Exercise input =
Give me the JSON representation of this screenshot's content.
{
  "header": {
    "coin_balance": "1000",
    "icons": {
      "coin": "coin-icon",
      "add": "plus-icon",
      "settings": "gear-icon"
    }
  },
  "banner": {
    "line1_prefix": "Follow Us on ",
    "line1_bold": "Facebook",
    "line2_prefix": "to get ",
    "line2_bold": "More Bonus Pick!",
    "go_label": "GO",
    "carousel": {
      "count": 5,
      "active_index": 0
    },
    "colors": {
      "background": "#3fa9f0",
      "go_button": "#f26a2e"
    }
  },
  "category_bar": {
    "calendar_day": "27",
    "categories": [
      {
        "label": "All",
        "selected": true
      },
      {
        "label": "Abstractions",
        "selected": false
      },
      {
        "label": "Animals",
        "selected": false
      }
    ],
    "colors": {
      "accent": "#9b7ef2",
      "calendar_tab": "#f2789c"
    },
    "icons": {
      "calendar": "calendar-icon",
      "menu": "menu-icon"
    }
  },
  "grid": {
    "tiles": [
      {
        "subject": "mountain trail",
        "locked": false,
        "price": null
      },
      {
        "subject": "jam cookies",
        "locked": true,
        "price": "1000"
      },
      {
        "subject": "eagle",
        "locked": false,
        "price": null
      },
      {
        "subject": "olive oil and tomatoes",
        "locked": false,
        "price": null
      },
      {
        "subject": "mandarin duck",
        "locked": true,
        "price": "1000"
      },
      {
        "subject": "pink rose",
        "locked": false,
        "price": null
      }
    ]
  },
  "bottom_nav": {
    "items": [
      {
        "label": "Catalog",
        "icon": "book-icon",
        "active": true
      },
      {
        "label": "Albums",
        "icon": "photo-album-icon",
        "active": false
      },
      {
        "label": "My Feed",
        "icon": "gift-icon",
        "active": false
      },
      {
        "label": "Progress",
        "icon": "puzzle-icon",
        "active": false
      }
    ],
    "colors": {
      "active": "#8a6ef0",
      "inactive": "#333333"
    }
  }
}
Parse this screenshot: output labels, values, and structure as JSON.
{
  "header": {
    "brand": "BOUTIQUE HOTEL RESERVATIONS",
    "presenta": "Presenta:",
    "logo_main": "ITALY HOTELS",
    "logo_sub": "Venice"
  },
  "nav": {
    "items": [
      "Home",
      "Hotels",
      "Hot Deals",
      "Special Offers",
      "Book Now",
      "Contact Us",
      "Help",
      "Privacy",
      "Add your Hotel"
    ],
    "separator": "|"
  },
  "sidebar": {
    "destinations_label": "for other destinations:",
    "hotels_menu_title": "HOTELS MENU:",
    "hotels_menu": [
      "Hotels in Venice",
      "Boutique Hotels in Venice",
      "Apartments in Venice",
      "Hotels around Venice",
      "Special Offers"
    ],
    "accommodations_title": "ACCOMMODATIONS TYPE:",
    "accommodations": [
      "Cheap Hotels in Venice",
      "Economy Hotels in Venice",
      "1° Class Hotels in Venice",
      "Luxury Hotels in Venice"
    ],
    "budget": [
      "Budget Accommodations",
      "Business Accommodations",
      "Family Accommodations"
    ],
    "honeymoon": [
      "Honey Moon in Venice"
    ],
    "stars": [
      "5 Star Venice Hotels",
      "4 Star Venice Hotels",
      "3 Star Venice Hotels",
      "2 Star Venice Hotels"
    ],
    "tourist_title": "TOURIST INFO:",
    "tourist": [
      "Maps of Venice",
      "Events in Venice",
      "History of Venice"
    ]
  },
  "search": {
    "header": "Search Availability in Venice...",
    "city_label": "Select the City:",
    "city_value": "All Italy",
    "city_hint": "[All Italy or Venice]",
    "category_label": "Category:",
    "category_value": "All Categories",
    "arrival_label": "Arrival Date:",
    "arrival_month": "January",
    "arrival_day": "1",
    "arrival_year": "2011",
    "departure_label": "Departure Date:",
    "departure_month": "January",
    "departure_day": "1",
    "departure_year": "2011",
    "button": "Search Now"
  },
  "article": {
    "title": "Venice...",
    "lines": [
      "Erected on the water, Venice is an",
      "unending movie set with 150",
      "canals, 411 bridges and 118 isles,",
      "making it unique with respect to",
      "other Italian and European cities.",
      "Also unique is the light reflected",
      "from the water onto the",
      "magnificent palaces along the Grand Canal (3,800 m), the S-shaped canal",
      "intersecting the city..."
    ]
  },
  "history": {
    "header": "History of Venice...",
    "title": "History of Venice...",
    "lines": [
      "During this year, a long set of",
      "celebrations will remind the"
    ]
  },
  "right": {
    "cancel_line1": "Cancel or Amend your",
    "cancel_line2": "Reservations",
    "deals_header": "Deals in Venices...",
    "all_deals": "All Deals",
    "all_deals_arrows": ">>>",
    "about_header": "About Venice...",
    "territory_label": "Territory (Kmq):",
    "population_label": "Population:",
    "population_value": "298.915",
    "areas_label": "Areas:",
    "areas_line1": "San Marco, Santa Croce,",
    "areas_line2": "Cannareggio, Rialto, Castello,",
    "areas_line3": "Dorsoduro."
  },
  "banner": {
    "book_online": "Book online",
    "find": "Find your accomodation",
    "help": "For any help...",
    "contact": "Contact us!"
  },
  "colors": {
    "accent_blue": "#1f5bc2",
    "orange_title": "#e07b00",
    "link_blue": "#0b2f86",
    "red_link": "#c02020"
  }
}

Goal = Give all of the entries again, word for word.

Final result =
Give me the JSON representation of this screenshot's content.
{
  "header": {
    "coin_balance": "1000",
    "icons": {
      "coin": "coin-icon",
      "add": "plus-icon",
      "settings": "gear-icon"
    }
  },
  "banner": {
    "line1_prefix": "Follow Us on ",
    "line1_bold": "Facebook",
    "line2_prefix": "to get ",
    "line2_bold": "More Bonus Pick!",
    "go_label": "GO",
    "carousel": {
      "count": 5,
      "active_index": 0
    },
    "colors": {
      "background": "#3fa9f0",
      "go_button": "#f26a2e"
    }
  },
  "category_bar": {
    "calendar_day": "27",
    "categories": [
      {
        "label": "All",
        "selected": true
      },
      {
        "label": "Abstractions",
        "selected": false
      },
      {
        "label": "Animals",
        "selected": false
      }
    ],
    "colors": {
      "accent": "#9b7ef2",
      "calendar_tab": "#f2789c"
    },
    "icons": {
      "calendar": "calendar-icon",
      "menu": "menu-icon"
    }
  },
  "grid": {
    "tiles": [
      {
        "subject": "mountain trail",
        "locked": false,
        "price": null
      },
      {
        "subject": "jam cookies",
        "locked": true,
        "price": "1000"
      },
      {
        "subject": "eagle",
        "locked": false,
        "price": null
      },
      {
        "subject": "olive oil and tomatoes",
        "locked": false,
        "price": null
      },
      {
        "subject": "mandarin duck",
        "locked": true,
        "price": "1000"
      },
      {
        "subject": "pink rose",
        "locked": false,
        "price": null
      }
    ]
  },
  "bottom_nav": {
    "items": [
      {
        "label": "Catalog",
        "icon": "book-icon",
        "active": true
      },
      {
        "label": "Albums",
        "icon": "photo-album-icon",
        "active": false
      },
      {
        "label": "My Feed",
        "icon": "gift-icon",
        "active": false
      },
      {
        "label": "Progress",
        "icon": "puzzle-icon",
        "active": false
      }
    ],
    "colors": {
      "active": "#8a6ef0",
      "inactive": "#333333"
    }
  }
}
Parse this screenshot: output labels, values, and structure as JSON.
{
  "header": {
    "brand": "BOUTIQUE HOTEL RESERVATIONS",
    "presenta": "Presenta:",
    "logo_main": "ITALY HOTELS",
    "logo_sub": "Venice"
  },
  "nav": {
    "items": [
      "Home",
      "Hotels",
      "Hot Deals",
      "Special Offers",
      "Book Now",
      "Contact Us",
      "Help",
      "Privacy",
      "Add your Hotel"
    ],
    "separator": "|"
  },
  "sidebar": {
    "destinations_label": "for other destinations:",
    "hotels_menu_title": "HOTELS MENU:",
    "hotels_menu": [
      "Hotels in Venice",
      "Boutique Hotels in Venice",
      "Apartments in Venice",
      "Hotels around Venice",
      "Special Offers"
    ],
    "accommodations_title": "ACCOMMODATIONS TYPE:",
    "accommodations": [
      "Cheap Hotels in Venice",
      "Economy Hotels in Venice",
      "1° Class Hotels in Venice",
      "Luxury Hotels in Venice"
    ],
    "budget": [
      "Budget Accommodations",
      "Business Accommodations",
      "Family Accommodations"
    ],
    "honeymoon": [
      "Honey Moon in Venice"
    ],
    "stars": [
      "5 Star Venice Hotels",
      "4 Star Venice Hotels",
      "3 Star Venice Hotels",
      "2 Star Venice Hotels"
    ],
    "tourist_title": "TOURIST INFO:",
    "tourist": [
      "Maps of Venice",
      "Events in Venice",
      "History of Venice"
    ]
  },
  "search": {
    "header": "Search Availability in Venice...",
    "city_label": "Select the City:",
    "city_value": "All Italy",
    "city_hint": "[All Italy or Venice]",
    "category_label": "Category:",
    "category_value": "All Categories",
    "arrival_label": "Arrival Date:",
    "arrival_month": "January",
    "arrival_day": "1",
    "arrival_year": "2011",
    "departure_label": "Departure Date:",
    "departure_month": "January",
    "departure_day": "1",
    "departure_year": "2011",
    "button": "Search Now"
  },
  "article": {
    "title": "Venice...",
    "lines": [
      "Erected on the water, Venice is an",
      "unending movie set with 150",
      "canals, 411 bridges and 118 isles,",
      "making it unique with respect to",
      "other Italian and European cities.",
      "Also unique is the light reflected",
      "from the water onto the",
      "magnificent palaces along the Grand Canal (3,800 m), the S-shaped canal",
      "intersecting the city..."
    ]
  },
  "history": {
    "header": "History of Venice...",
    "title": "History of Venice...",
    "lines": [
      "During this year, a long set of",
      "celebrations will remind the"
    ]
  },
  "right": {
    "cancel_line1": "Cancel or Amend your",
    "cancel_line2": "Reservations",
    "deals_header": "Deals in Venices...",
    "all_deals": "All Deals",
    "all_deals_arrows": ">>>",
    "about_header": "About Venice...",
    "territory_label": "Territory (Kmq):",
    "population_label": "Population:",
    "population_value": "298.915",
    "areas_label": "Areas:",
    "areas_line1": "San Marco, Santa Croce,",
    "areas_line2": "Cannareggio, Rialto, Castello,",
    "areas_line3": "Dorsoduro."
  },
  "banner": {
    "book_online": "Book online",
    "find": "Find your accomodation",
    "help": "For any help...",
    "contact": "Contact us!"
  },
  "colors": {
    "accent_blue": "#1f5bc2",
    "orange_title": "#e07b00",
    "link_blue": "#0b2f86",
    "red_link": "#c02020"
  }
}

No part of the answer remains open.